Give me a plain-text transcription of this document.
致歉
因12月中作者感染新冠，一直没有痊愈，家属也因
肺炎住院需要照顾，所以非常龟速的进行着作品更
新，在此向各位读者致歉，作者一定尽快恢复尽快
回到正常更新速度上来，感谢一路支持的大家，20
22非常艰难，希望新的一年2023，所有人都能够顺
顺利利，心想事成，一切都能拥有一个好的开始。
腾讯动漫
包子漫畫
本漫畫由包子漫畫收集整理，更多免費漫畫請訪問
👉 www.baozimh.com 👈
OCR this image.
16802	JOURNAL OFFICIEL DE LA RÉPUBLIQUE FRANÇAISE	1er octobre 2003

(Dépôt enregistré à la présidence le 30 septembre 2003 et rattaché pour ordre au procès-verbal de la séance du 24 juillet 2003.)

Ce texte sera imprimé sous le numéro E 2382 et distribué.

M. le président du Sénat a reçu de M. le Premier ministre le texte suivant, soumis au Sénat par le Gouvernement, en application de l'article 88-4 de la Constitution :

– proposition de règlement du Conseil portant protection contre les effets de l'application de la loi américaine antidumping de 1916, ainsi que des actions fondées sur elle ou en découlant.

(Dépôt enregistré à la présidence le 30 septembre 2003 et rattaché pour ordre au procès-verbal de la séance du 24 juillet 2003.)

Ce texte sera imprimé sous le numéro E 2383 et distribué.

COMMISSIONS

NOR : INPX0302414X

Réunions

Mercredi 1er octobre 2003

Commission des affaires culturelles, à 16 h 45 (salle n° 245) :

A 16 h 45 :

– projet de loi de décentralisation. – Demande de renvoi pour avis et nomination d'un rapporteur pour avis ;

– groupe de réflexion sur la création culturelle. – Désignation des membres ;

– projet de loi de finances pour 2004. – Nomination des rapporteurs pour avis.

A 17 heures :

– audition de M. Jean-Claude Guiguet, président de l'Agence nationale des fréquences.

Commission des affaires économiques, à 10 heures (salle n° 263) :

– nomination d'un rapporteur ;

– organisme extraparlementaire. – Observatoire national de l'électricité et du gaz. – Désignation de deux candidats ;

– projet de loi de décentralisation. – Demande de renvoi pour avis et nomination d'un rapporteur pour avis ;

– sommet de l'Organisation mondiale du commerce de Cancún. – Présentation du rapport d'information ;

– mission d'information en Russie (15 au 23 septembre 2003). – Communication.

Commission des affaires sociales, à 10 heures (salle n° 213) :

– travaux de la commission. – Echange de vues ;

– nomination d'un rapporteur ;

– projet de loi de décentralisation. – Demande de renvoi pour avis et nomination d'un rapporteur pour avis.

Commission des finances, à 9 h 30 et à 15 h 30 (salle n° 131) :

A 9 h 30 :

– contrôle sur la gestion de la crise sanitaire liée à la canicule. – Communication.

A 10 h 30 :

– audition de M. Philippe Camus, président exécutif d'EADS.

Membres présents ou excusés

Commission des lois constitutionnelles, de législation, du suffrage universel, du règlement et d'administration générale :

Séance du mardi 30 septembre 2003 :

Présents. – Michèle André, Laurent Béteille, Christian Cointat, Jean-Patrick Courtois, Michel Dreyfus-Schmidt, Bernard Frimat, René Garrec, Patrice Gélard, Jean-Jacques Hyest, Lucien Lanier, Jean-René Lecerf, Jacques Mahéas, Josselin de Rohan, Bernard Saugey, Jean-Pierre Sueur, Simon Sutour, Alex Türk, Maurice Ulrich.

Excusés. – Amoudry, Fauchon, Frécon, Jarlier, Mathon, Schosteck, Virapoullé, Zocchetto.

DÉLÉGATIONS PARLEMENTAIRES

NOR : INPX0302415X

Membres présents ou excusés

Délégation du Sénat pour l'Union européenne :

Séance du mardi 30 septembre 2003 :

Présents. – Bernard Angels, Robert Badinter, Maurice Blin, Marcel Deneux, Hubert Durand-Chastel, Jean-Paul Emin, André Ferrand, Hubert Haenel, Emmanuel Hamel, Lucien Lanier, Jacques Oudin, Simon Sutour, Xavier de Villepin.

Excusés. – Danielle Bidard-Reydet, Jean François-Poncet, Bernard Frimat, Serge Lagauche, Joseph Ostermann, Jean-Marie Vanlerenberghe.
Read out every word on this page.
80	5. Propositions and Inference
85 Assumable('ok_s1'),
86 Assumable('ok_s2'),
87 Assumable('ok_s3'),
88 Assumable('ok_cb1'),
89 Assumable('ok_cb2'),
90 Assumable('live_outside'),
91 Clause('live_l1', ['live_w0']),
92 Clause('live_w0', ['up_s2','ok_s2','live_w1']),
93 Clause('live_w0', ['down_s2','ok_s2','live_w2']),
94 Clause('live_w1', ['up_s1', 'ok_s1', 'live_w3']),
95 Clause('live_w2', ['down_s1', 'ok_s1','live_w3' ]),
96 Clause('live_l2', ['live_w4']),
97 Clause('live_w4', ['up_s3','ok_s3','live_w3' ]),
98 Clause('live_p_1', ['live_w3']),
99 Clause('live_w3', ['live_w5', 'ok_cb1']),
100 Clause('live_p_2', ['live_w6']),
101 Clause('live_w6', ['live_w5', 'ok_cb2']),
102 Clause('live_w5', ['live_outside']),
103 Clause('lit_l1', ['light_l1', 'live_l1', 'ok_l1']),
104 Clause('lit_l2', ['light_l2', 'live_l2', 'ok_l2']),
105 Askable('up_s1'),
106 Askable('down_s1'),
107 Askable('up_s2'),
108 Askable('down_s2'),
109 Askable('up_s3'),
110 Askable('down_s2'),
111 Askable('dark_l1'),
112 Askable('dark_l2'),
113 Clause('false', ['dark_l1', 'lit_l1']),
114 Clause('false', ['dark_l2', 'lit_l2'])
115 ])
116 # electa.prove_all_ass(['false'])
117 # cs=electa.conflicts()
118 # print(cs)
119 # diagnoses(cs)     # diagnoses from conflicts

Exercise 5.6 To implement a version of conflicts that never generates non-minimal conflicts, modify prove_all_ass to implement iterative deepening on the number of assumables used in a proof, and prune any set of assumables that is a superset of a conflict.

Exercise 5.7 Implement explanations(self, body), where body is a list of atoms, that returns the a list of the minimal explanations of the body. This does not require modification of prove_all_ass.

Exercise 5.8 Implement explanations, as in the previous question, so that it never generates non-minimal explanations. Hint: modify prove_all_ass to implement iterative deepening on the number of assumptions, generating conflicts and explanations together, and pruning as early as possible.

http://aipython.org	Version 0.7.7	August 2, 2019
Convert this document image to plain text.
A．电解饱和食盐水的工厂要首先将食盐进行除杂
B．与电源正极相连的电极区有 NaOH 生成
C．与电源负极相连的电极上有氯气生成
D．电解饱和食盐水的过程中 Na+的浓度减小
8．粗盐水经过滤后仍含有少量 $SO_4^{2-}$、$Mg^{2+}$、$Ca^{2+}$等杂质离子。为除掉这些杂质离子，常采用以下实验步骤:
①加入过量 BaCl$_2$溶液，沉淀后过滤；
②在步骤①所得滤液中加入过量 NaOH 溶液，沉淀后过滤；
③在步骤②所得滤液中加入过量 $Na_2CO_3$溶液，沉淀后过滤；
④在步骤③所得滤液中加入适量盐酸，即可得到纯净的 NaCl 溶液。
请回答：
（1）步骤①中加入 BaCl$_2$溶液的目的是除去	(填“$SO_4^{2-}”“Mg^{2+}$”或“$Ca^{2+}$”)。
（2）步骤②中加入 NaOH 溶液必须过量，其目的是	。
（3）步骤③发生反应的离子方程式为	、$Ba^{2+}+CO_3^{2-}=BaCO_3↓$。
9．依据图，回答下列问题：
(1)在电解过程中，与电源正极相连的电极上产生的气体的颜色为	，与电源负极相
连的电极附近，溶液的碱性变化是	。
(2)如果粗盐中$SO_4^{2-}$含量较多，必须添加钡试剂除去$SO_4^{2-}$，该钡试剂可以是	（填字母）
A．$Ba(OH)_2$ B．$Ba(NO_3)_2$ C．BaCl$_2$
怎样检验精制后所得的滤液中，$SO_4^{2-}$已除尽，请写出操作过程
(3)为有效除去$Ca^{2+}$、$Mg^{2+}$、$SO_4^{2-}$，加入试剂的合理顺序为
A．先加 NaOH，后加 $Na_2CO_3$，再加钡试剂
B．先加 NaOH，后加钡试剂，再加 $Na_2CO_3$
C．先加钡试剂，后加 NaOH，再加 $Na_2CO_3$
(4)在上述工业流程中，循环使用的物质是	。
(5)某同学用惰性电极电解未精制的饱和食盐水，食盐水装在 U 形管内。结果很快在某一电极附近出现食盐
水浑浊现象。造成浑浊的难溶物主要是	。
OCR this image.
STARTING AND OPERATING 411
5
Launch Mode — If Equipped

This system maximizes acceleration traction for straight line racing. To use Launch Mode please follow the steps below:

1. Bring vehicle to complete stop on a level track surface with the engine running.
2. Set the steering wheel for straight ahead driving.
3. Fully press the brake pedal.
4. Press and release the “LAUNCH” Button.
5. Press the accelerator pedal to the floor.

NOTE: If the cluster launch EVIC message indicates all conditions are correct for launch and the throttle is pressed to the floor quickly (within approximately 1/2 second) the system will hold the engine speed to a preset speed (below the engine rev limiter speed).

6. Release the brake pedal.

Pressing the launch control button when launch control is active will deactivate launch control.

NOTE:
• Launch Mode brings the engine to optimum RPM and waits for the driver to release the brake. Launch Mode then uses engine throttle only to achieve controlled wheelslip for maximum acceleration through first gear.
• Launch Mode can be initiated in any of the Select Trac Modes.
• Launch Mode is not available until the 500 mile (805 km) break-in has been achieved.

========

**What you have to do**
Return each line that includes "NOTE".

**Result below**
NOTE: If the cluster launch EVIC message indicates all conditions are correct for launch and the throttle is pressed to the floor quickly (within approximately 1/2 second) the system will hold the engine speed to a preset speed (below the engine rev limiter speed).
NOTE:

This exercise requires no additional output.